Every line of the records below should be restated exactly.

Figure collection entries
** begin **
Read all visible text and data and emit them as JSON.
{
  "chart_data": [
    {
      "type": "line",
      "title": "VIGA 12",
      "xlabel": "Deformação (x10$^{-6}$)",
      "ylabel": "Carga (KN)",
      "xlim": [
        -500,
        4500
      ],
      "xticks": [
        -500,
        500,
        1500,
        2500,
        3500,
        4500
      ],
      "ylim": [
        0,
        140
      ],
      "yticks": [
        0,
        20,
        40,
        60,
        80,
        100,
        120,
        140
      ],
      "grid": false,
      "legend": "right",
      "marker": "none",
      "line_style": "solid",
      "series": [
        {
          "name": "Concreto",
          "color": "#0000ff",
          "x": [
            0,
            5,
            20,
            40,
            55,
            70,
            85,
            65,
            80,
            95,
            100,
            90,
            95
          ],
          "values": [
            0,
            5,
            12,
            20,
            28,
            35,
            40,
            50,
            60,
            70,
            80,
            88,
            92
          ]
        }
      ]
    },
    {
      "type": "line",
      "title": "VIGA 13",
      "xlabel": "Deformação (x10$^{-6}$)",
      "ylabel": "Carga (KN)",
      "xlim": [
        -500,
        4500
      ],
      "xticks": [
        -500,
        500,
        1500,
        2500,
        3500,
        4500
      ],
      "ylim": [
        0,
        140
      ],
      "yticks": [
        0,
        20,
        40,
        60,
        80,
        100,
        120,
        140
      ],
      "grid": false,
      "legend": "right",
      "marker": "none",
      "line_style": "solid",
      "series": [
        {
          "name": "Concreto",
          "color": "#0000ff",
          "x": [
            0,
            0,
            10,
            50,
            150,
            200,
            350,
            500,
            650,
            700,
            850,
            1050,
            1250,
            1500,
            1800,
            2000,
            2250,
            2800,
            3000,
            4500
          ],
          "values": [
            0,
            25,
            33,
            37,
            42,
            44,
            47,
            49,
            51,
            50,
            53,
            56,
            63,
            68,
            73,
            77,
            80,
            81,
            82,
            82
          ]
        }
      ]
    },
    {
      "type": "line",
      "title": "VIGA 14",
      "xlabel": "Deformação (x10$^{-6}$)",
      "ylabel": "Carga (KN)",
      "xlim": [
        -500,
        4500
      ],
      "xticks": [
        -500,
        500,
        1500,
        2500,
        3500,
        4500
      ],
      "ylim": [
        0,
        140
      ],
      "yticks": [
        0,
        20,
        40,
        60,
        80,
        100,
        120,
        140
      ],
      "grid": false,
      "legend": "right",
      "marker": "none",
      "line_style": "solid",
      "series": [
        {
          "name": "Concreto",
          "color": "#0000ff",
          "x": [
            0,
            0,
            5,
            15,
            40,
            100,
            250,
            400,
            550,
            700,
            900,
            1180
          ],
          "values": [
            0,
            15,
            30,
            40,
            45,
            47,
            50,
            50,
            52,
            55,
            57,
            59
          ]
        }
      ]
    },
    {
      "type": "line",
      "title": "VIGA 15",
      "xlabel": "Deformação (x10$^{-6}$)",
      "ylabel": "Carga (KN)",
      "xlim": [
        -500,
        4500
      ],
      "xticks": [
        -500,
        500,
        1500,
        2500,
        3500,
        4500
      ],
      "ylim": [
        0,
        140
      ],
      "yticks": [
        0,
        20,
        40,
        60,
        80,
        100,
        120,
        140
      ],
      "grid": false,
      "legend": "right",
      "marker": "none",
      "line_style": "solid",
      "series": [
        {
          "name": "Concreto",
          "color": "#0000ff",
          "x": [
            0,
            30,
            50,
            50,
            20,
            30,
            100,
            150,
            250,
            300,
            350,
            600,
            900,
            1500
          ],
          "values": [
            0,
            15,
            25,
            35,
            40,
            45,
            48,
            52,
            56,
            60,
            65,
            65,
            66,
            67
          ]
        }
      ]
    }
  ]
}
** end **
RESULT OF THIS TASK:
Read all visible text and data and emit them as JSON.
{
  "chart_data": [
    {
      "type": "line",
      "title": "VIGA 12",
      "xlabel": "Deformação (x10$^{-6}$)",
      "ylabel": "Carga (KN)",
      "xlim": [
        -500,
        4500
      ],
      "xticks": [
        -500,
        500,
        1500,
        2500,
        3500,
        4500
      ],
      "ylim": [
        0,
        140
      ],
      "yticks": [
        0,
        20,
        40,
        60,
        80,
        100,
        120,
        140
      ],
      "grid": false,
      "legend": "right",
      "marker": "none",
      "line_style": "solid",
      "series": [
        {
          "name": "Concreto",
          "color": "#0000ff",
          "x": [
            0,
            5,
            20,
            40,
            55,
            70,
            85,
            65,
            80,
            95,
            100,
            90,
            95
          ],
          "values": [
            0,
            5,
            12,
            20,
            28,
            35,
            40,
            50,
            60,
            70,
            80,
            88,
            92
          ]
        }
      ]
    },
    {
      "type": "line",
      "title": "VIGA 13",
      "xlabel": "Deformação (x10$^{-6}$)",
      "ylabel": "Carga (KN)",
      "xlim": [
        -500,
        4500
      ],
      "xticks": [
        -500,
        500,
        1500,
        2500,
        3500,
        4500
      ],
      "ylim": [
        0,
        140
      ],
      "yticks": [
        0,
        20,
        40,
        60,
        80,
        100,
        120,
        140
      ],
      "grid": false,
      "legend": "right",
      "marker": "none",
      "line_style": "solid",
      "series": [
        {
          "name": "Concreto",
          "color": "#0000ff",
          "x": [
            0,
            0,
            10,
            50,
            150,
            200,
            350,
            500,
            650,
            700,
            850,
            1050,
            1250,
            1500,
            1800,
            2000,
            2250,
            2800,
            3000,
            4500
          ],
          "values": [
            0,
            25,
            33,
            37,
            42,
            44,
            47,
            49,
            51,
            50,
            53,
            56,
            63,
            68,
            73,
            77,
            80,
            81,
            82,
            82
          ]
        }
      ]
    },
    {
      "type": "line",
      "title": "VIGA 14",
      "xlabel": "Deformação (x10$^{-6}$)",
      "ylabel": "Carga (KN)",
      "xlim": [
        -500,
        4500
      ],
      "xticks": [
        -500,
        500,
        1500,
        2500,
        3500,
        4500
      ],
      "ylim": [
        0,
        140
      ],
      "yticks": [
        0,
        20,
        40,
        60,
        80,
        100,
        120,
        140
      ],
      "grid": false,
      "legend": "right",
      "marker": "none",
      "line_style": "solid",
      "series": [
        {
          "name": "Concreto",
          "color": "#0000ff",
          "x": [
            0,
            0,
            5,
            15,
            40,
            100,
            250,
            400,
            550,
            700,
            900,
            1180
          ],
          "values": [
            0,
            15,
            30,
            40,
            45,
            47,
            50,
            50,
            52,
            55,
            57,
            59
          ]
        }
      ]
    },
    {
      "type": "line",
      "title": "VIGA 15",
      "xlabel": "Deformação (x10$^{-6}$)",
      "ylabel": "Carga (KN)",
      "xlim": [
        -500,
        4500
      ],
      "xticks": [
        -500,
        500,
        1500,
        2500,
        3500,
        4500
      ],
      "ylim": [
        0,
        140
      ],
      "yticks": [
        0,
        20,
        40,
        60,
        80,
        100,
        120,
        140
      ],
      "grid": false,
      "legend": "right",
      "marker": "none",
      "line_style": "solid",
      "series": [
        {
          "name": "Concreto",
          "color": "#0000ff",
          "x": [
            0,
            30,
            50,
            50,
            20,
            30,
            100,
            150,
            250,
            300,
            350,
            600,
            900,
            1500
          ],
          "values": [
            0,
            15,
            25,
            35,
            40,
            45,
            48,
            52,
            56,
            60,
            65,
            65,
            66,
            67
          ]
        }
      ]
    }
  ]
}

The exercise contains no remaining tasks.